§ **Activité**:
Poursuivez le texte sur le Mal et la logique soufie à la suite de sa dernière phrase.

§ **Texte fourni**:
Pourquoi le Mal existe ? Cette question est fondamentale dès que l’on affirme l’existence de Dieu, à savoir un être suprême à l’origine de la Création. L’on se demande naturellement pour quelle raison un tel être permettrait au Mal d’exister. J’ai trouvé une réponse dans le Mesnevi, un recueil de contes soufis, écrit par Rûmi au XIIIe siècle.
Les contes soufis
Le recueil comprend plusieurs contes qui mettent en scène un homme qui comprend l’existence de Dieu non pas en voyant le Bien, mais en voyant le Mal, la misère, la souffrance, et donc la nécessité d’un principe supérieur.
Cet homme se dit en substance « Si tant de cruauté existe ici-bas, c’est bien qu’il y a un Autre qui gouverne au-delà de ce monde. » Le mal est le signe de l’existence du Bien suprême. Cet homme voit le mal si clairement qu’il comprend l’existence de Dieu par contraste.
La logique soufie est la suivante :
- Le mal montre la limite de l’humain.
- La limite de l’humain prouve la transcendance (la puissance de Dieu qui est au-dessus de lui).
- Donc, l’existence du mal indique qu’il y a un Bien absolu ailleurs.
Le mal ne peut être absolu. Il doit bien y avoir une lumière derrière une ombre si épaisse. L’Ombre révèle la Lumière.
La logique soufie
Le monde est imparfait. C’est la preuve que le monde ne se suffit pas à lui-même. La souffrance révèle ce qu’il manque à l’être humain et appelle un Absolu. Le manque prouve le plein. La corruption prouve la pureté. La misère prouve le Bien.

§ **Données extraites**:
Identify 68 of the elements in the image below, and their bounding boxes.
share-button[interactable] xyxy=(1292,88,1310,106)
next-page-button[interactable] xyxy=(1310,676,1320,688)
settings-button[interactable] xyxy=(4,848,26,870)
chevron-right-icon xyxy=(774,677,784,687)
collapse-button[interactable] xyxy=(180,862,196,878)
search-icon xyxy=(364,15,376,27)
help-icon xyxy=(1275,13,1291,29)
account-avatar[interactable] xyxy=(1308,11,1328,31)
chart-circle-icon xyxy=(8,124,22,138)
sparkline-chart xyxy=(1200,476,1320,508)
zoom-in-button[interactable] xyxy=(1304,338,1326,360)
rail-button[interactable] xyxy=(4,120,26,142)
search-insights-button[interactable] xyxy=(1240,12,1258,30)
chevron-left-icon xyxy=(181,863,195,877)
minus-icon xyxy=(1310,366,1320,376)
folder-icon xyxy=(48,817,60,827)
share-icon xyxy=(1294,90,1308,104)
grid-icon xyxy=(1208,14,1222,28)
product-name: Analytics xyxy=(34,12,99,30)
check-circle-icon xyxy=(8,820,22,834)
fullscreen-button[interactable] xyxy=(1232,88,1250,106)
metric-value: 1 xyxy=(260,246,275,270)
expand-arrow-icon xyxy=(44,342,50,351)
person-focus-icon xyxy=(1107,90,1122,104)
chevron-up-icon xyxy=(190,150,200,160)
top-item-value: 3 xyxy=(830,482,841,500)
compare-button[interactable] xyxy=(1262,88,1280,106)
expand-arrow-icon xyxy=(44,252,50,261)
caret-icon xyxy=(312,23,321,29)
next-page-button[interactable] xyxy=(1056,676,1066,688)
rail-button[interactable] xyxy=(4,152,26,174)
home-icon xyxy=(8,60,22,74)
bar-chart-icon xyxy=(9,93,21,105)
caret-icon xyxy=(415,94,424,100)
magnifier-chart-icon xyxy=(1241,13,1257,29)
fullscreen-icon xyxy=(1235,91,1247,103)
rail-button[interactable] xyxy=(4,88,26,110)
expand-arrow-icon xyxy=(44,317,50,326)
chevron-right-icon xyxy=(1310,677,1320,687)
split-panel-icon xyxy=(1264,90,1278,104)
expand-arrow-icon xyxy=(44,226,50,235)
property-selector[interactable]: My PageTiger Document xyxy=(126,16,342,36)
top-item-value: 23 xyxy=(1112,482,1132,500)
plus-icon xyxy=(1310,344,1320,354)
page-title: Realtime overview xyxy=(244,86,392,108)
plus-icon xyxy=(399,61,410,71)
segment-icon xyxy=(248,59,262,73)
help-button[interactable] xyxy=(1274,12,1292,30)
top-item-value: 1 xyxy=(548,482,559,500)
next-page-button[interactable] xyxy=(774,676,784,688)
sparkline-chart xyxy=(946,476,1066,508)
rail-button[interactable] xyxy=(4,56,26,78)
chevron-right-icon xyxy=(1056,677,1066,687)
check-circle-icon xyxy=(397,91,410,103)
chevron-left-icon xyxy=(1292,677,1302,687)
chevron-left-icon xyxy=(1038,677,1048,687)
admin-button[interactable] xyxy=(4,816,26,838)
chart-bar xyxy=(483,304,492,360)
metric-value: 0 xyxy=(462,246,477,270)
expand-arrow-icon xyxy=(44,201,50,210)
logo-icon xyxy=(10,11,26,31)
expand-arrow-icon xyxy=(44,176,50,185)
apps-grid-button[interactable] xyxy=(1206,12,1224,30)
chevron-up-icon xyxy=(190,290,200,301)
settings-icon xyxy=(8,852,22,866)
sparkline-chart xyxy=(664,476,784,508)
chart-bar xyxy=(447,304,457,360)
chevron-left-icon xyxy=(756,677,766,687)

§ **Résultat obtenu**:
C’est une logique par négativité.
Le mal est une ombre ; l’ombre n’existe que parce qu’il y a une lumière derrière.
La misère montre que ce monde n’est pas le vrai royaume ; ce monde est un voile, un test, une école.
La souffrance fait naître la certitude du divin ; non pas par consolation sentimentale, mais par intuition métaphysique.
L’homme voit Dieu parce qu’il voit le chaos ; l’ordre caché se devine derrière le désordre visible.
La misère est un professeur spirituel ; dans le soufisme, tout ce qui fait mal fait mûrir.
Mais c’est quoi le soufisme ?
Le soufisme est la dimension mystique et intérieure de l’islam.
Si l’islam classique est la sharî‘a (la loi, ce qu’il faut faire) et la aqîda (la doctrine, ce qu’il faut croire), alors le soufisme c’est ihsân (la transformation de l’être, ce que l’on devient).
Le soufisme s’occupe de : l’ego, le cœur, la présence à Dieu et l’extinction du moi (l’égo).
Différence entre la mystique et l’ésotérisme
Pour conclure, je propose de faire la distinction entre la mystique et l’ésotérisme.
Mystique
La mystique est l’expérience directe du Réel ultime (Dieu, l’Absolu, l’Un).
Ce n’est pas une croyance, ni une doctrine. C’est un état de conscience où la séparation tombe.
Ésotérisme
L’ésotérisme est l’ensemble des moyens, symboles et savoirs qui conduisent à cette expérience. mystique
L’ésotérisme est la carte. La mystique est le territoire.